§ Exercise directions
Gather the lines below that include the string "kind", copying each in full.

§ Information supplied
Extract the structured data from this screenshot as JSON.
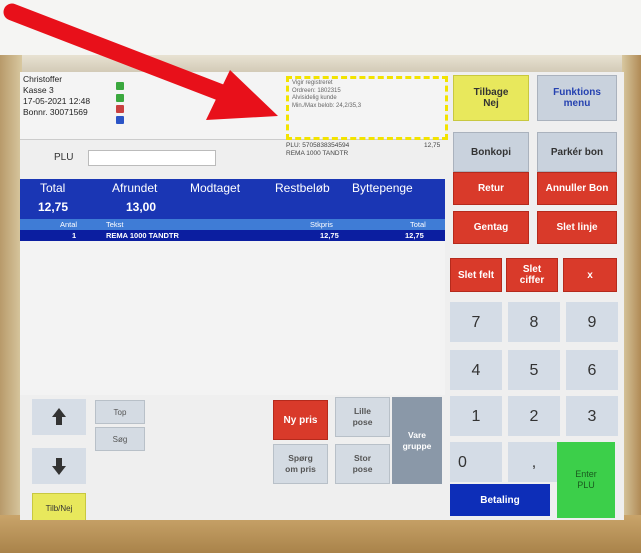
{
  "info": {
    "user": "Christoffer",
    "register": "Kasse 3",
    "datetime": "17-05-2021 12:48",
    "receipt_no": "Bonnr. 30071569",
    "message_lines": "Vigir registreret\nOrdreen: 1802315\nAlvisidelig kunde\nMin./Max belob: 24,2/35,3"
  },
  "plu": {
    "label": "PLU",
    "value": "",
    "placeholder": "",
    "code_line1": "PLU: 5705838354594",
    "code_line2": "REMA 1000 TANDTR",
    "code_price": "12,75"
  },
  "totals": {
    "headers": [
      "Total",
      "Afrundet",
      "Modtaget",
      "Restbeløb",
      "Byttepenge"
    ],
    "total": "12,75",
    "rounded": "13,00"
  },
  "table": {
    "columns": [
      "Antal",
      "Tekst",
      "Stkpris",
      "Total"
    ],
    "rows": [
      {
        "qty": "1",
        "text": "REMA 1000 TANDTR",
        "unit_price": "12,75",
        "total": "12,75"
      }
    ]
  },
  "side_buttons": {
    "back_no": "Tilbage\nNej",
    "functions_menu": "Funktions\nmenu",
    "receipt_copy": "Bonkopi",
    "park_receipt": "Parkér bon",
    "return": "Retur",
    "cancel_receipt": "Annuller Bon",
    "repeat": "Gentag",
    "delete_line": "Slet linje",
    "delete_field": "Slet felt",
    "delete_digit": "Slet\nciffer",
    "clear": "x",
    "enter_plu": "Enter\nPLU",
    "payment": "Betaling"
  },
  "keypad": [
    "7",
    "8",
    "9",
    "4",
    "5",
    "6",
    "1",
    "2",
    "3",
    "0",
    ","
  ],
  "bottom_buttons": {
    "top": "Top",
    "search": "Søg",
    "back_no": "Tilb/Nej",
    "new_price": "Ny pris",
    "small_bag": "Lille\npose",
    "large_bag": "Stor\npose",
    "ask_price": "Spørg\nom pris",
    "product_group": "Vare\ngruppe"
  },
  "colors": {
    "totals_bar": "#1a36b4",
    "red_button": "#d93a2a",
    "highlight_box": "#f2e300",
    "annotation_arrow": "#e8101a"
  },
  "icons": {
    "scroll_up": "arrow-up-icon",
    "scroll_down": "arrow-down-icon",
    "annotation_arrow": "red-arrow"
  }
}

---

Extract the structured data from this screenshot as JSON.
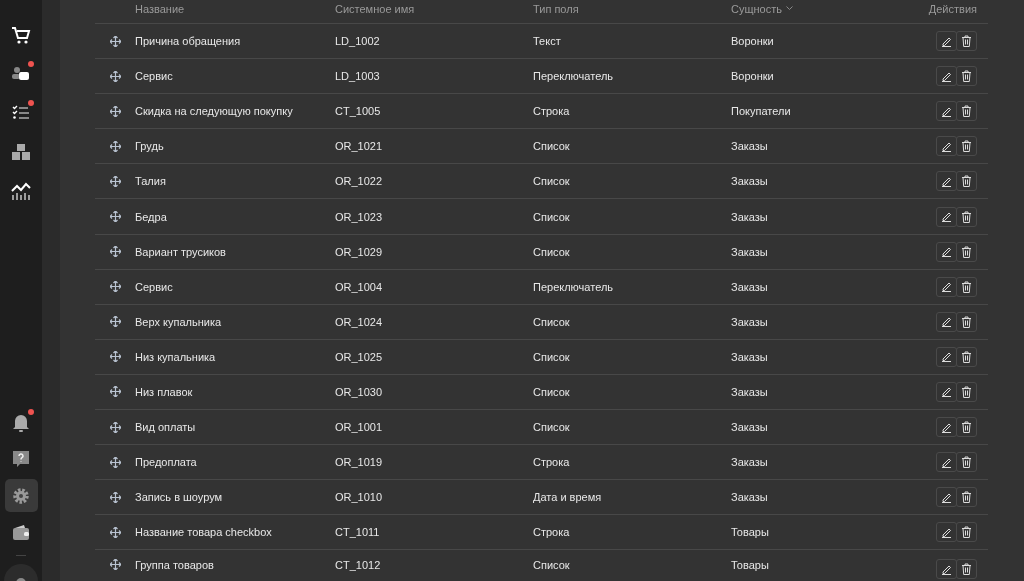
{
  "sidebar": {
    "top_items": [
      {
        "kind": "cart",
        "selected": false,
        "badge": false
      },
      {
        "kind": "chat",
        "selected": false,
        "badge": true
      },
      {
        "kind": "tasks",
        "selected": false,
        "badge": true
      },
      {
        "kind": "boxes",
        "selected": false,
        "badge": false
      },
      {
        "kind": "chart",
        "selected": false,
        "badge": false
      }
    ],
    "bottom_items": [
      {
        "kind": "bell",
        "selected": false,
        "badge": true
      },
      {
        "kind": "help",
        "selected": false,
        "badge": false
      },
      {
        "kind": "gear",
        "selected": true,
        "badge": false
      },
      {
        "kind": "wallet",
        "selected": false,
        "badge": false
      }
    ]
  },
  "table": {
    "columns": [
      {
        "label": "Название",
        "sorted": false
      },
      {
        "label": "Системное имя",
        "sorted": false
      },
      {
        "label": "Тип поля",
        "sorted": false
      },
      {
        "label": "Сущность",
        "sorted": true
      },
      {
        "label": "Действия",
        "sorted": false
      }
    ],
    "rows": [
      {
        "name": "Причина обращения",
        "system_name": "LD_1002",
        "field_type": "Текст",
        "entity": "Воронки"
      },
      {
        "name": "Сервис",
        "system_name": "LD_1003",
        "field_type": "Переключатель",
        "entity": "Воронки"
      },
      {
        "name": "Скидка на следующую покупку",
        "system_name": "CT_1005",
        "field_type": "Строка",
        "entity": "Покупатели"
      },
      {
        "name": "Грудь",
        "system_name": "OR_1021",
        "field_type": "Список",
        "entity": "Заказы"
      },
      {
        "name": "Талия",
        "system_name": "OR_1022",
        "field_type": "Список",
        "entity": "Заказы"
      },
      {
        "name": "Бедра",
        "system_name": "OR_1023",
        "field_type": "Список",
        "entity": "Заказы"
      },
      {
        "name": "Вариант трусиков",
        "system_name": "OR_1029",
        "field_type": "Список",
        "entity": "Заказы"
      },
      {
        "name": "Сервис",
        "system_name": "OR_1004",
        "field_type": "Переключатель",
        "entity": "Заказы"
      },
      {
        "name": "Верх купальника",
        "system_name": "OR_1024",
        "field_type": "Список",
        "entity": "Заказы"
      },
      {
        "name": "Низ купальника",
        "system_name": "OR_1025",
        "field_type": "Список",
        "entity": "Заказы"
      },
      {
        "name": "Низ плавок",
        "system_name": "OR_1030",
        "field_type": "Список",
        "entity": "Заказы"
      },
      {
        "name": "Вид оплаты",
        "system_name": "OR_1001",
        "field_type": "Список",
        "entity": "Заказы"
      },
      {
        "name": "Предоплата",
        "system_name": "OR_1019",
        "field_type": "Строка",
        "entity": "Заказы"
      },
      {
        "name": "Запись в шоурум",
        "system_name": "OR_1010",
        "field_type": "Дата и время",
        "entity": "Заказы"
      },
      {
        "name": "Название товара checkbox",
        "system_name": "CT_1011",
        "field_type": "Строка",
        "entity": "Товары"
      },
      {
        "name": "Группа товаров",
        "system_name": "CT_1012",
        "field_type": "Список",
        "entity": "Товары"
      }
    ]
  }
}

§ Reply
        "kind": "cart",
        "kind": "chat",
        "kind": "tasks",
        "kind": "boxes",
        "kind": "chart",
        "kind": "bell",
        "kind": "help",
        "kind": "gear",
        "kind": "wallet",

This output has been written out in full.